Short task: Give an exact transcription of every line, dropping the images.

Stored data:
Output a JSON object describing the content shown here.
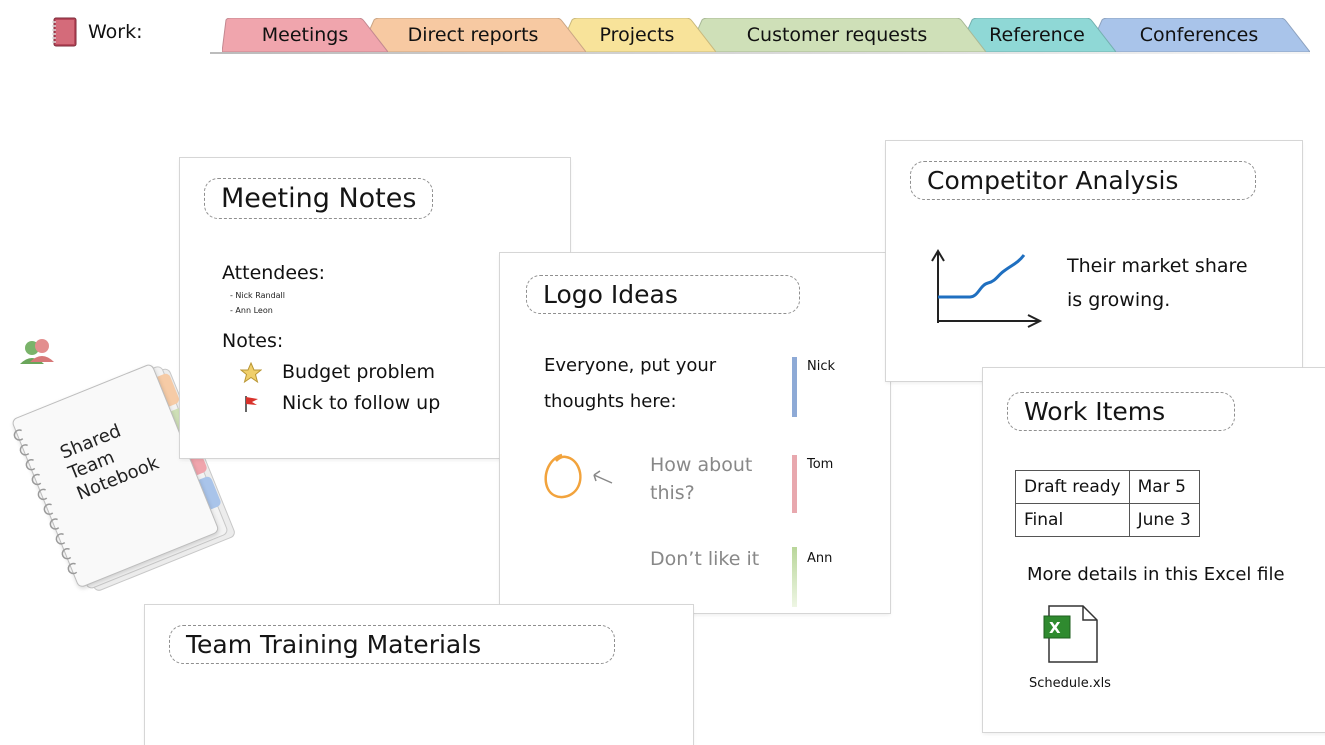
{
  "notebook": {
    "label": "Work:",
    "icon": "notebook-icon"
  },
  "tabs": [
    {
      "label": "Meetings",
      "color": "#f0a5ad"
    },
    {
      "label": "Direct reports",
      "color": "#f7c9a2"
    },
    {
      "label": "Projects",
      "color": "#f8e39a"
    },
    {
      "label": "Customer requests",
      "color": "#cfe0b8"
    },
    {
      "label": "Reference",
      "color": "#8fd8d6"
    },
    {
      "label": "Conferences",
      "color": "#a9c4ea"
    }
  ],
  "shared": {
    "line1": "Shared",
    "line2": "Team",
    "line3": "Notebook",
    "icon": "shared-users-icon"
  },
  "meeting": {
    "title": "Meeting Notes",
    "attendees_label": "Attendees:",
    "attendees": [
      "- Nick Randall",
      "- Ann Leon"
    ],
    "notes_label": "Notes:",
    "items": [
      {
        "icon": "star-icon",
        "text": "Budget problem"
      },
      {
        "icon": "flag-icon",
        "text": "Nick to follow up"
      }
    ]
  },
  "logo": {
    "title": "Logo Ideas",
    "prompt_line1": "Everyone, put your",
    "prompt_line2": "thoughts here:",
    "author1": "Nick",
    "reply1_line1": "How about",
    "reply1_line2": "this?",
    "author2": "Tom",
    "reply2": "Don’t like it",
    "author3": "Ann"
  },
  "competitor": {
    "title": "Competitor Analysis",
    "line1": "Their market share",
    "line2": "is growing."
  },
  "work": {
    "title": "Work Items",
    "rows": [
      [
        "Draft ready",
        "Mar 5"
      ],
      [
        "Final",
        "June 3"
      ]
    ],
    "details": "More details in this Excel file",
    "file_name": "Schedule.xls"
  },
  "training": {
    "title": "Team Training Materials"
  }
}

Result for this exercise:
Output a JSON object describing the content shown here.
{
  "notebook": {
    "label": "Work:",
    "icon": "notebook-icon"
  },
  "tabs": [
    {
      "label": "Meetings",
      "color": "#f0a5ad"
    },
    {
      "label": "Direct reports",
      "color": "#f7c9a2"
    },
    {
      "label": "Projects",
      "color": "#f8e39a"
    },
    {
      "label": "Customer requests",
      "color": "#cfe0b8"
    },
    {
      "label": "Reference",
      "color": "#8fd8d6"
    },
    {
      "label": "Conferences",
      "color": "#a9c4ea"
    }
  ],
  "shared": {
    "line1": "Shared",
    "line2": "Team",
    "line3": "Notebook",
    "icon": "shared-users-icon"
  },
  "meeting": {
    "title": "Meeting Notes",
    "attendees_label": "Attendees:",
    "attendees": [
      "- Nick Randall",
      "- Ann Leon"
    ],
    "notes_label": "Notes:",
    "items": [
      {
        "icon": "star-icon",
        "text": "Budget problem"
      },
      {
        "icon": "flag-icon",
        "text": "Nick to follow up"
      }
    ]
  },
  "logo": {
    "title": "Logo Ideas",
    "prompt_line1": "Everyone, put your",
    "prompt_line2": "thoughts here:",
    "author1": "Nick",
    "reply1_line1": "How about",
    "reply1_line2": "this?",
    "author2": "Tom",
    "reply2": "Don’t like it",
    "author3": "Ann"
  },
  "competitor": {
    "title": "Competitor Analysis",
    "line1": "Their market share",
    "line2": "is growing."
  },
  "work": {
    "title": "Work Items",
    "rows": [
      [
        "Draft ready",
        "Mar 5"
      ],
      [
        "Final",
        "June 3"
      ]
    ],
    "details": "More details in this Excel file",
    "file_name": "Schedule.xls"
  },
  "training": {
    "title": "Team Training Materials"
  }
}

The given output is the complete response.